_TASK DETAILS_.
Report back each line of the records that contains the string "matica".

"""

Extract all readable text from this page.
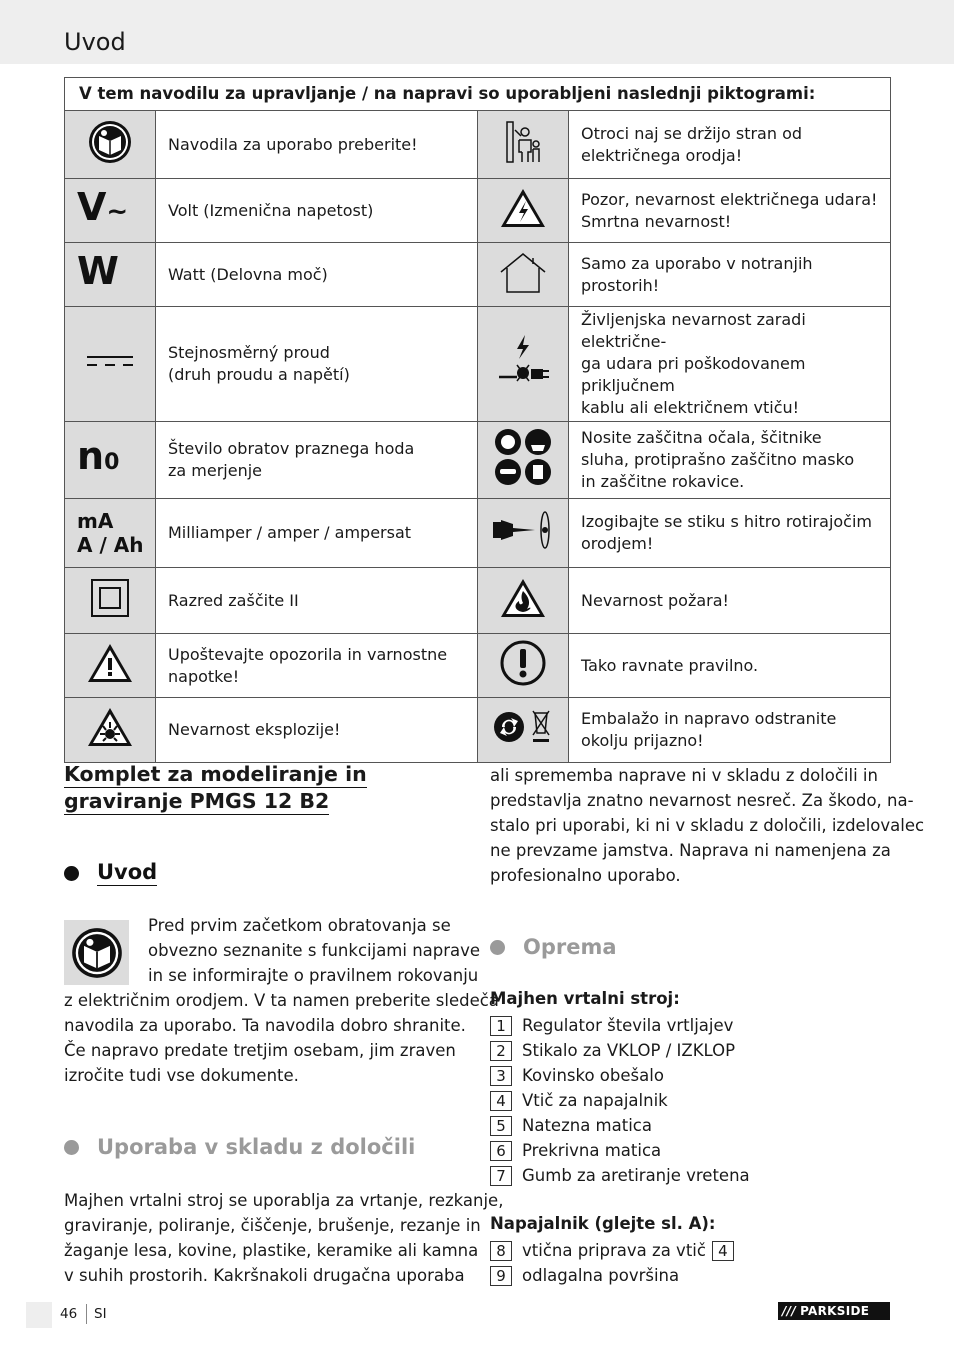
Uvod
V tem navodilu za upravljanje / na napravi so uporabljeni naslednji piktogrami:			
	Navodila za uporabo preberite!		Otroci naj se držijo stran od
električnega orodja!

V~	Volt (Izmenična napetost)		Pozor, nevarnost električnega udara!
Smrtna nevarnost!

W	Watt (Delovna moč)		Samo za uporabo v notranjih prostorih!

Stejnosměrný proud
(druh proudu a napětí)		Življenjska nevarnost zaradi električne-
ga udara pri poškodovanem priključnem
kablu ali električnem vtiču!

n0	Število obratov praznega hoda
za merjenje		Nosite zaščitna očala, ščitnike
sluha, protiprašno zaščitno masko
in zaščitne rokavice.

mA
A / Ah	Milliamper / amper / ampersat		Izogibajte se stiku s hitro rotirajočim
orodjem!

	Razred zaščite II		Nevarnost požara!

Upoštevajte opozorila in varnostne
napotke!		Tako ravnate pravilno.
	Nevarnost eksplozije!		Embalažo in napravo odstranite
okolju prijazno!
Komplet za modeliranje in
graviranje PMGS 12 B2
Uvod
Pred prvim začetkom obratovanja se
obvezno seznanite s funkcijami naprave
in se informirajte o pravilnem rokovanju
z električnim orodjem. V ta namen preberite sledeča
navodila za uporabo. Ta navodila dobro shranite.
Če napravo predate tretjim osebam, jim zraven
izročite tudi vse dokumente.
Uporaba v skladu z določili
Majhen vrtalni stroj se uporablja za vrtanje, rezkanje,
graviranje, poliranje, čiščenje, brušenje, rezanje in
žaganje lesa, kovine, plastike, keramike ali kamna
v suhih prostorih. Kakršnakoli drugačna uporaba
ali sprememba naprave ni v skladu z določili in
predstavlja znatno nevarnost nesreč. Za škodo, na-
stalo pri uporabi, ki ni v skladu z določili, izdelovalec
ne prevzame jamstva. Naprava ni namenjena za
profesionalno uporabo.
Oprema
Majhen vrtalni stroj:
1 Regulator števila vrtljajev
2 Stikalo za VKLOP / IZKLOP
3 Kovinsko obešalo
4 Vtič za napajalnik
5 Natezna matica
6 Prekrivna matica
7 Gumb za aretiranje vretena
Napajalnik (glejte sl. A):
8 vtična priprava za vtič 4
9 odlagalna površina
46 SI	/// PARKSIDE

"""

_ANSWER TO THIS EXERCISE_.
5 Natezna matica
6 Prekrivna matica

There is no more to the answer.